• Set problem:
Repeat the records word for word, excluding any picture.
________________
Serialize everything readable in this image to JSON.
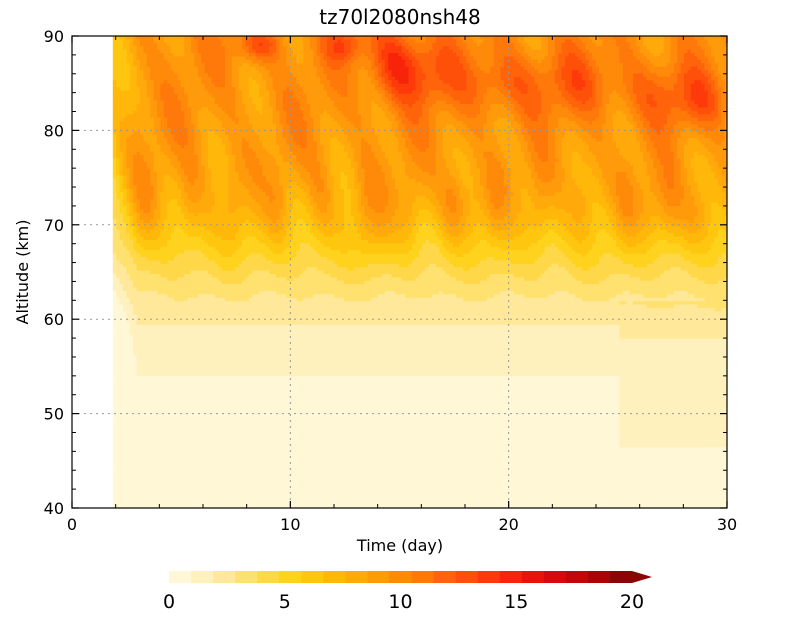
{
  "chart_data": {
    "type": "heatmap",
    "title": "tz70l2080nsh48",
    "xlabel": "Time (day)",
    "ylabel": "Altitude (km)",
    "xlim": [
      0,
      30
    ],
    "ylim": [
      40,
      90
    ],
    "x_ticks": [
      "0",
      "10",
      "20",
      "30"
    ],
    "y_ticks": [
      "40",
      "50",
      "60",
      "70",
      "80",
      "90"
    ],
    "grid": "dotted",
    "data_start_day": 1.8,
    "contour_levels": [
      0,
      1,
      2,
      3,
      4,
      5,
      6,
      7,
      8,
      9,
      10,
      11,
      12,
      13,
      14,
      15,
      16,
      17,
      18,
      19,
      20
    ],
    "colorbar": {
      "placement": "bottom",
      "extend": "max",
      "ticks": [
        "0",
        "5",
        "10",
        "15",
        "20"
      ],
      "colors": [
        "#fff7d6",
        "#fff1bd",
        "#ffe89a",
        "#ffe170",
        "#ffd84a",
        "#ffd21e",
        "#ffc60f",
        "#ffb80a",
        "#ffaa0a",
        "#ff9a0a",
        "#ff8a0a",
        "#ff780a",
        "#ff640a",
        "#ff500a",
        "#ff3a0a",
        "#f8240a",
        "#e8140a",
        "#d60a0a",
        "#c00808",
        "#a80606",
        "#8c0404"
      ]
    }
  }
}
________________
• Solution:
Serialize everything readable in this image to JSON.
{
  "chart_data": {
    "type": "heatmap",
    "title": "tz70l2080nsh48",
    "xlabel": "Time (day)",
    "ylabel": "Altitude (km)",
    "xlim": [
      0,
      30
    ],
    "ylim": [
      40,
      90
    ],
    "x_ticks": [
      "0",
      "10",
      "20",
      "30"
    ],
    "y_ticks": [
      "40",
      "50",
      "60",
      "70",
      "80",
      "90"
    ],
    "grid": "dotted",
    "data_start_day": 1.8,
    "contour_levels": [
      0,
      1,
      2,
      3,
      4,
      5,
      6,
      7,
      8,
      9,
      10,
      11,
      12,
      13,
      14,
      15,
      16,
      17,
      18,
      19,
      20
    ],
    "colorbar": {
      "placement": "bottom",
      "extend": "max",
      "ticks": [
        "0",
        "5",
        "10",
        "15",
        "20"
      ],
      "colors": [
        "#fff7d6",
        "#fff1bd",
        "#ffe89a",
        "#ffe170",
        "#ffd84a",
        "#ffd21e",
        "#ffc60f",
        "#ffb80a",
        "#ffaa0a",
        "#ff9a0a",
        "#ff8a0a",
        "#ff780a",
        "#ff640a",
        "#ff500a",
        "#ff3a0a",
        "#f8240a",
        "#e8140a",
        "#d60a0a",
        "#c00808",
        "#a80606",
        "#8c0404"
      ]
    }
  }
}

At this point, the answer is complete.